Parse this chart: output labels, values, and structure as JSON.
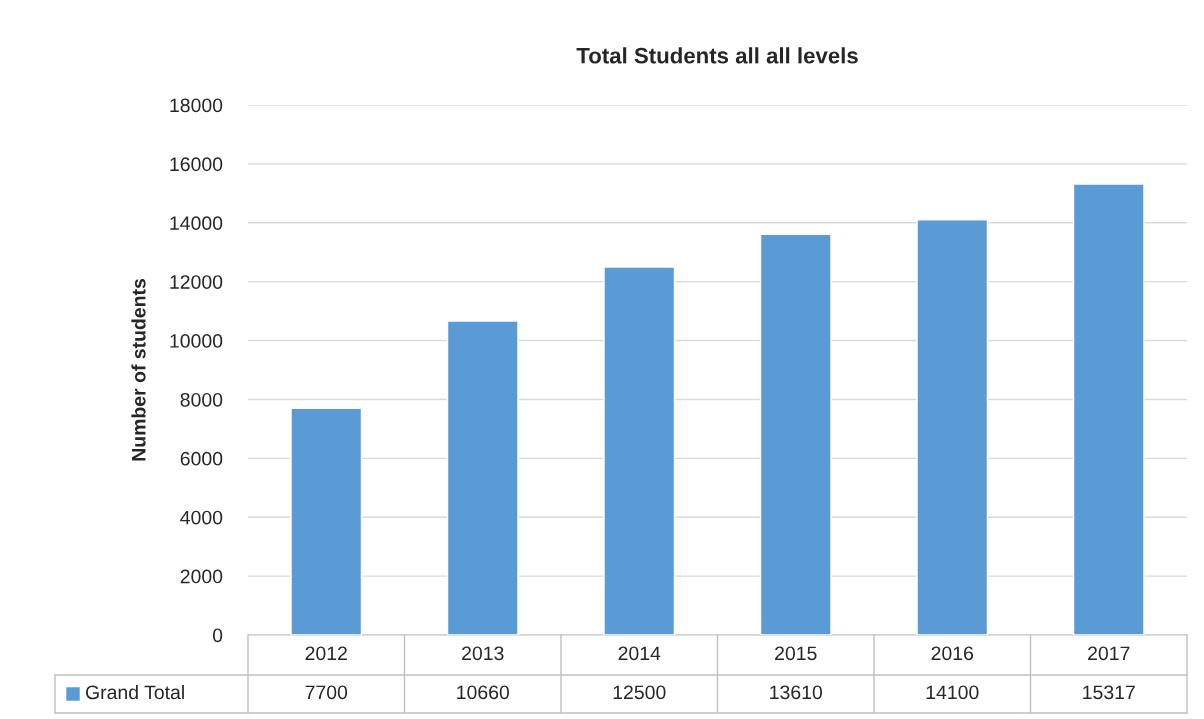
{
  "chart_data": {
    "type": "bar",
    "title": "Total Students all all levels",
    "ylabel": "Number of students",
    "categories": [
      "2012",
      "2013",
      "2014",
      "2015",
      "2016",
      "2017"
    ],
    "series": [
      {
        "name": "Grand Total",
        "color": "#5b9bd5",
        "values": [
          7700,
          10660,
          12500,
          13610,
          14100,
          15317
        ]
      }
    ],
    "ylim": [
      0,
      18000
    ],
    "yticks": [
      0,
      2000,
      4000,
      6000,
      8000,
      10000,
      12000,
      14000,
      16000,
      18000
    ],
    "grid": "y",
    "legend": "bottom",
    "data_labels": true
  }
}
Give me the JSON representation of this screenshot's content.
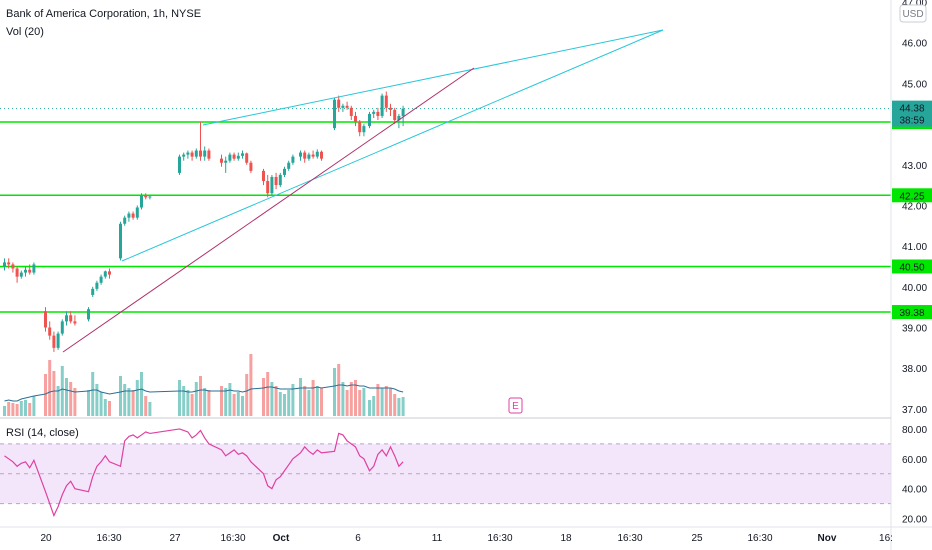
{
  "header": {
    "symbol_line": "Bank of America Corporation, 1h, NYSE",
    "volume_label": "Vol (20)",
    "currency_button": "USD",
    "earnings_marker": "E"
  },
  "rsi_pane": {
    "label": "RSI (14, close)"
  },
  "price_badges": {
    "last_price": "44.38",
    "countdown": "38:59"
  },
  "colors": {
    "up": "#26a69a",
    "down": "#ef5350",
    "level_line": "#00e600",
    "channel_line": "#26c6da",
    "trend_line": "#b0306a",
    "rsi_line": "#e040a0",
    "rsi_band": "#f3e6fb",
    "price_badge": "#26a69a"
  },
  "chart_data": [
    {
      "type": "candlestick",
      "title": "",
      "series_name": "",
      "x_ticks": [
        "20",
        "16:30",
        "27",
        "16:30",
        "Oct",
        "6",
        "11",
        "16:30",
        "18",
        "16:30",
        "25",
        "16:30",
        "Nov",
        "16:"
      ],
      "y_ticks": [
        37.0,
        38.0,
        39.0,
        40.0,
        41.0,
        42.0,
        43.0,
        44.0,
        45.0,
        46.0,
        47.0
      ],
      "ylim": [
        36.8,
        47.05
      ],
      "grid": false,
      "horizontal_levels": [
        {
          "value": 44.05,
          "label": "44.05"
        },
        {
          "value": 42.25,
          "label": "42.25"
        },
        {
          "value": 40.5,
          "label": "40.50"
        },
        {
          "value": 39.38,
          "label": "39.38"
        }
      ],
      "last_price": 44.38,
      "candles": [
        [
          40.5,
          40.7,
          40.4,
          40.6
        ],
        [
          40.6,
          40.7,
          40.45,
          40.55
        ],
        [
          40.55,
          40.6,
          40.35,
          40.45
        ],
        [
          40.45,
          40.5,
          40.1,
          40.25
        ],
        [
          40.25,
          40.4,
          40.2,
          40.35
        ],
        [
          40.35,
          40.5,
          40.25,
          40.42
        ],
        [
          40.42,
          40.55,
          40.3,
          40.35
        ],
        [
          40.35,
          40.6,
          40.3,
          40.55
        ],
        [
          39.4,
          39.5,
          38.9,
          39.0
        ],
        [
          39.0,
          39.15,
          38.7,
          38.8
        ],
        [
          38.8,
          38.9,
          38.4,
          38.5
        ],
        [
          38.5,
          38.9,
          38.45,
          38.85
        ],
        [
          38.85,
          39.2,
          38.8,
          39.15
        ],
        [
          39.15,
          39.4,
          39.05,
          39.3
        ],
        [
          39.3,
          39.4,
          39.1,
          39.15
        ],
        [
          39.15,
          39.3,
          39.05,
          39.1
        ],
        [
          39.2,
          39.5,
          39.15,
          39.45
        ],
        [
          39.8,
          40.0,
          39.75,
          39.95
        ],
        [
          39.95,
          40.15,
          39.9,
          40.1
        ],
        [
          40.1,
          40.3,
          40.05,
          40.25
        ],
        [
          40.25,
          40.4,
          40.2,
          40.38
        ],
        [
          40.38,
          40.45,
          40.2,
          40.3
        ],
        [
          40.7,
          41.6,
          40.65,
          41.55
        ],
        [
          41.55,
          41.75,
          41.5,
          41.7
        ],
        [
          41.7,
          41.85,
          41.6,
          41.8
        ],
        [
          41.8,
          41.85,
          41.65,
          41.7
        ],
        [
          41.7,
          42.0,
          41.65,
          41.95
        ],
        [
          41.95,
          42.3,
          41.9,
          42.25
        ],
        [
          42.25,
          42.3,
          42.15,
          42.2
        ],
        [
          42.2,
          42.25,
          42.15,
          42.22
        ],
        [
          42.8,
          43.25,
          42.75,
          43.2
        ],
        [
          43.2,
          43.3,
          43.1,
          43.25
        ],
        [
          43.25,
          43.35,
          43.15,
          43.3
        ],
        [
          43.3,
          43.35,
          43.1,
          43.2
        ],
        [
          43.2,
          43.4,
          43.15,
          43.35
        ],
        [
          43.35,
          44.05,
          43.1,
          43.2
        ],
        [
          43.2,
          43.45,
          43.1,
          43.35
        ],
        [
          43.35,
          43.4,
          43.1,
          43.15
        ],
        [
          43.15,
          43.25,
          42.95,
          43.05
        ],
        [
          43.05,
          43.2,
          42.8,
          43.1
        ],
        [
          43.1,
          43.3,
          43.05,
          43.25
        ],
        [
          43.25,
          43.3,
          43.1,
          43.15
        ],
        [
          43.15,
          43.3,
          43.1,
          43.22
        ],
        [
          43.22,
          43.35,
          43.15,
          43.28
        ],
        [
          43.28,
          43.3,
          43.0,
          43.05
        ],
        [
          43.05,
          43.1,
          42.8,
          42.85
        ],
        [
          42.85,
          42.9,
          42.5,
          42.6
        ],
        [
          42.6,
          42.75,
          42.2,
          42.3
        ],
        [
          42.3,
          42.75,
          42.25,
          42.7
        ],
        [
          42.7,
          42.8,
          42.4,
          42.5
        ],
        [
          42.5,
          42.8,
          42.45,
          42.75
        ],
        [
          42.75,
          42.95,
          42.7,
          42.9
        ],
        [
          42.9,
          43.1,
          42.85,
          43.05
        ],
        [
          43.05,
          43.25,
          43.0,
          43.2
        ],
        [
          43.2,
          43.35,
          43.1,
          43.3
        ],
        [
          43.3,
          43.35,
          43.05,
          43.15
        ],
        [
          43.15,
          43.3,
          43.1,
          43.25
        ],
        [
          43.25,
          43.35,
          43.15,
          43.2
        ],
        [
          43.2,
          43.38,
          43.15,
          43.32
        ],
        [
          43.32,
          43.35,
          43.1,
          43.15
        ],
        [
          43.9,
          44.65,
          43.85,
          44.6
        ],
        [
          44.6,
          44.7,
          44.3,
          44.4
        ],
        [
          44.4,
          44.5,
          44.3,
          44.45
        ],
        [
          44.45,
          44.55,
          44.35,
          44.4
        ],
        [
          44.4,
          44.45,
          44.1,
          44.2
        ],
        [
          44.2,
          44.3,
          43.95,
          44.05
        ],
        [
          44.05,
          44.1,
          43.7,
          43.8
        ],
        [
          43.8,
          44.0,
          43.7,
          43.95
        ],
        [
          43.95,
          44.3,
          43.9,
          44.25
        ],
        [
          44.25,
          44.35,
          44.15,
          44.3
        ],
        [
          44.3,
          44.4,
          44.1,
          44.2
        ],
        [
          44.2,
          44.75,
          44.15,
          44.7
        ],
        [
          44.7,
          44.8,
          44.3,
          44.4
        ],
        [
          44.4,
          44.5,
          44.2,
          44.35
        ],
        [
          44.35,
          44.4,
          44.0,
          44.1
        ],
        [
          44.1,
          44.25,
          43.9,
          44.2
        ],
        [
          44.2,
          44.45,
          43.95,
          44.38
        ]
      ],
      "volume": [
        10,
        14,
        13,
        12,
        15,
        16,
        13,
        20,
        42,
        56,
        45,
        30,
        50,
        38,
        34,
        28,
        26,
        44,
        32,
        24,
        17,
        15,
        40,
        32,
        28,
        26,
        36,
        44,
        20,
        14,
        36,
        30,
        26,
        22,
        34,
        40,
        28,
        26,
        30,
        28,
        33,
        22,
        24,
        20,
        42,
        62,
        38,
        44,
        34,
        30,
        24,
        22,
        26,
        32,
        38,
        30,
        26,
        36,
        30,
        28,
        48,
        52,
        34,
        26,
        34,
        36,
        26,
        28,
        16,
        20,
        32,
        28,
        30,
        28,
        22,
        18,
        19
      ],
      "volume_ma": [
        15,
        16,
        15,
        15,
        17,
        18,
        19,
        20,
        22,
        24,
        25,
        25,
        27,
        26,
        25,
        24,
        25,
        26,
        26,
        24,
        23,
        22,
        24,
        25,
        25,
        25,
        26,
        27,
        25,
        24,
        25,
        25,
        24,
        24,
        25,
        26,
        26,
        25,
        25,
        25,
        26,
        25,
        25,
        24,
        25,
        27,
        28,
        29,
        29,
        28,
        27,
        27,
        27,
        27,
        28,
        28,
        28,
        28,
        29,
        28,
        30,
        31,
        31,
        30,
        31,
        31,
        30,
        30,
        28,
        28,
        28,
        28,
        28,
        28,
        27,
        25,
        24
      ],
      "rsi": {
        "ylim": [
          15,
          86
        ],
        "y_ticks": [
          20.0,
          40.0,
          60.0,
          80.0
        ],
        "overbought": 70,
        "oversold": 30,
        "values": [
          62,
          60,
          58,
          55,
          57,
          58,
          54,
          59,
          38,
          30,
          22,
          28,
          36,
          42,
          45,
          40,
          38,
          48,
          55,
          58,
          62,
          58,
          55,
          72,
          75,
          76,
          74,
          76,
          78,
          77,
          80,
          79,
          78,
          74,
          76,
          79,
          74,
          70,
          66,
          62,
          64,
          66,
          63,
          64,
          62,
          58,
          50,
          42,
          40,
          46,
          48,
          52,
          56,
          60,
          64,
          68,
          65,
          63,
          66,
          64,
          65,
          77,
          76,
          72,
          70,
          68,
          62,
          60,
          52,
          55,
          63,
          66,
          62,
          68,
          62,
          55,
          58
        ]
      },
      "drawings": {
        "channel_upper": [
          [
            203,
            125
          ],
          [
            663,
            30
          ]
        ],
        "channel_lower": [
          [
            122,
            261
          ],
          [
            663,
            30
          ]
        ],
        "trend_line": [
          [
            63,
            352
          ],
          [
            474,
            68
          ]
        ],
        "level_lines_span": [
          0,
          891
        ]
      }
    }
  ]
}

* YOUR GOAL *
Pick out every line holding the string "this" and return it.

* WRITTEN SOLUTION *
Parse this chart: output labels, values, and structure as JSON.
Give me the JSON representation of this screenshot's content.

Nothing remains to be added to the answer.